**RECORD SET:**
•••••
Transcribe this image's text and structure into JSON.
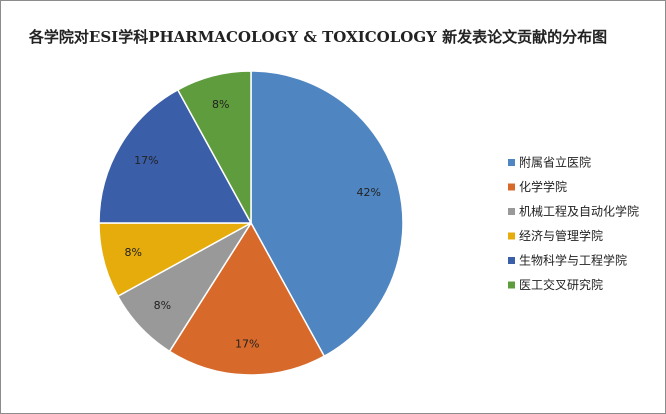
{
  "chart_data": {
    "type": "pie",
    "title": "各学院对ESI学科PHARMACOLOGY & TOXICOLOGY  新发表论文贡献的分布图",
    "categories": [
      "附属省立医院",
      "化学学院",
      "机械工程及自动化学院",
      "经济与管理学院",
      "生物科学与工程学院",
      "医工交叉研究院"
    ],
    "values": [
      42,
      17,
      8,
      8,
      17,
      8
    ],
    "value_labels": [
      "42%",
      "17%",
      "8%",
      "8%",
      "17%",
      "8%"
    ],
    "colors": [
      "#4f86c2",
      "#d7692a",
      "#999999",
      "#e5ac0b",
      "#3b5ea9",
      "#5f9c3d"
    ],
    "legend": "right"
  }
}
•••••
**SHORT EXERCISE:**
A faithful copy of the records above is needed, with the pictures left out.

**ANSWER TO THE TASK:**
Transcribe this image's text and structure into JSON.
{
  "chart_data": {
    "type": "pie",
    "title": "各学院对ESI学科PHARMACOLOGY & TOXICOLOGY  新发表论文贡献的分布图",
    "categories": [
      "附属省立医院",
      "化学学院",
      "机械工程及自动化学院",
      "经济与管理学院",
      "生物科学与工程学院",
      "医工交叉研究院"
    ],
    "values": [
      42,
      17,
      8,
      8,
      17,
      8
    ],
    "value_labels": [
      "42%",
      "17%",
      "8%",
      "8%",
      "17%",
      "8%"
    ],
    "colors": [
      "#4f86c2",
      "#d7692a",
      "#999999",
      "#e5ac0b",
      "#3b5ea9",
      "#5f9c3d"
    ],
    "legend": "right"
  }
}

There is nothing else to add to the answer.